#### Dataset records
========================================================================

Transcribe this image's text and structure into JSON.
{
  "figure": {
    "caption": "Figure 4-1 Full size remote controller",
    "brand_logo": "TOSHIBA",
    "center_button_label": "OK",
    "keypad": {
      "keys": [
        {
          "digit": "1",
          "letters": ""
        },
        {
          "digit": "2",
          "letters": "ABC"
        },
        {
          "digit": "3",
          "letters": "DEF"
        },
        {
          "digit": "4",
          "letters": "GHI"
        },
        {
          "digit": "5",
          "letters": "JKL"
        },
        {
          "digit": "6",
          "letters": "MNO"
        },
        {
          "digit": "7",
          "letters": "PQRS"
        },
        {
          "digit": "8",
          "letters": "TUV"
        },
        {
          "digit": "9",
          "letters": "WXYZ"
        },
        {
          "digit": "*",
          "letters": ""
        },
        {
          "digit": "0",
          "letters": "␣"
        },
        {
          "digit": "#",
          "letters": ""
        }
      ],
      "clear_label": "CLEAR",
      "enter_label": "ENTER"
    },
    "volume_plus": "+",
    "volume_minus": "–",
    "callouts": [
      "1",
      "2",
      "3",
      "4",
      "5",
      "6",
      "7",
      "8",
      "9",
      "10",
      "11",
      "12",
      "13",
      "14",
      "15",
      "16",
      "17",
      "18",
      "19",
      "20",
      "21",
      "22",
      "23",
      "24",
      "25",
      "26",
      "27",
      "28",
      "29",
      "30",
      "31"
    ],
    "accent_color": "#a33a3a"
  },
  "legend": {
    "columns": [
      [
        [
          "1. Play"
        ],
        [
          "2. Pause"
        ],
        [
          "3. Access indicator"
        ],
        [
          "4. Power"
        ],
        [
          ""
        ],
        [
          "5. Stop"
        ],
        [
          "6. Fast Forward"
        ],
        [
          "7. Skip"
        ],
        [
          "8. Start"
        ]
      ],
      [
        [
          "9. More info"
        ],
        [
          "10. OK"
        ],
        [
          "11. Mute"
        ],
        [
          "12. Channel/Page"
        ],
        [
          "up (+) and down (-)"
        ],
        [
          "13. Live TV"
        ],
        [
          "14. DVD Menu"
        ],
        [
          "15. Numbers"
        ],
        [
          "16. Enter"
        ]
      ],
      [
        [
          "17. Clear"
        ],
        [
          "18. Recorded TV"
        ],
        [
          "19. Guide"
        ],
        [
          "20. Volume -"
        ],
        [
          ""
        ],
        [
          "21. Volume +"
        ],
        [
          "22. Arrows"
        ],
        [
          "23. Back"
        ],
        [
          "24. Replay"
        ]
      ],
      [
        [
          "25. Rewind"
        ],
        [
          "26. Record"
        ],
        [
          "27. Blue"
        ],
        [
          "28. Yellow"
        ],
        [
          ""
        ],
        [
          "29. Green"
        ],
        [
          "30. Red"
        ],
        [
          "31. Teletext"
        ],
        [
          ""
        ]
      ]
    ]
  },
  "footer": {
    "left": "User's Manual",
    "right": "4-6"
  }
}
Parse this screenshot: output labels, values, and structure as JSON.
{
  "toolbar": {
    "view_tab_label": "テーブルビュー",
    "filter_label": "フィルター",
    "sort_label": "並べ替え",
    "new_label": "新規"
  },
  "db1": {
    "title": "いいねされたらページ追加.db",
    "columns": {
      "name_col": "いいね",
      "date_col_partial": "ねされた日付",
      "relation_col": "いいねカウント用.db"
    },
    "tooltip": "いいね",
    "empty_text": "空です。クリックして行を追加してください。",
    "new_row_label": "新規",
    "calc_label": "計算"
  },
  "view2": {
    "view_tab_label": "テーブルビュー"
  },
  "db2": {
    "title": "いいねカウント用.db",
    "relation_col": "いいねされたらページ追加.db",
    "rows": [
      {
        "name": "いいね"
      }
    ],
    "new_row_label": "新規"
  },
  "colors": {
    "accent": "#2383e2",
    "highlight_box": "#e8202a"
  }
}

========================================================================

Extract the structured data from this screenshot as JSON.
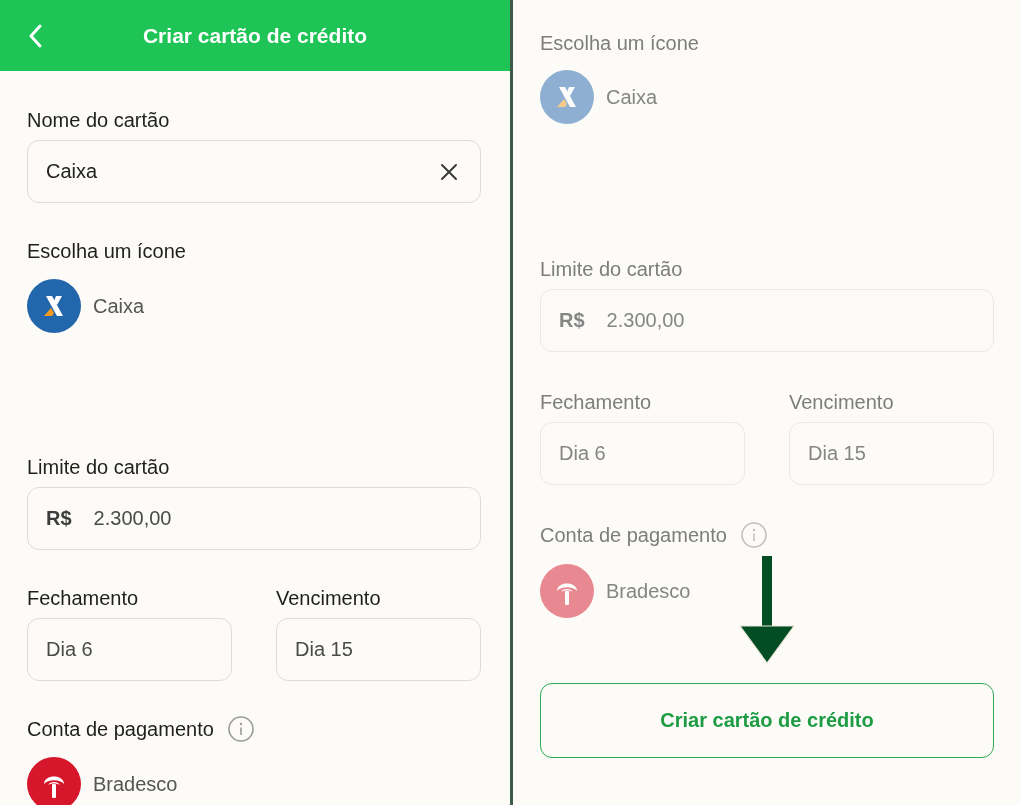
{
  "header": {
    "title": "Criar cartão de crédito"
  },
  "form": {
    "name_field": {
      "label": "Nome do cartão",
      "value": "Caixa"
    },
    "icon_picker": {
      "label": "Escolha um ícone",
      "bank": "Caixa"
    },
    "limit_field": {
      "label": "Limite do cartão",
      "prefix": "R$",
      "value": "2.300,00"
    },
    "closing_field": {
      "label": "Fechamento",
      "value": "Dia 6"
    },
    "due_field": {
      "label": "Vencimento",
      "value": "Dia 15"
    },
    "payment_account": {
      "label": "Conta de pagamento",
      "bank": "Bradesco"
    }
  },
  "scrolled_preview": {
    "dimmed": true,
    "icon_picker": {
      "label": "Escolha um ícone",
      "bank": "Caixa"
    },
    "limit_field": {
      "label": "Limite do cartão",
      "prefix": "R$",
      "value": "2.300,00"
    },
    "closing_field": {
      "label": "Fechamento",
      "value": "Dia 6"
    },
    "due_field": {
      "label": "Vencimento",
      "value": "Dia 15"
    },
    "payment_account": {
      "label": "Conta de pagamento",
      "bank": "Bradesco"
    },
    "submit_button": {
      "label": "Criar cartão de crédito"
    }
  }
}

========================================================================

#### STATED TASK
How many lines in the records hold the string "this"? Reply with the number alone.

#### ANSWER FOR THE TASK
3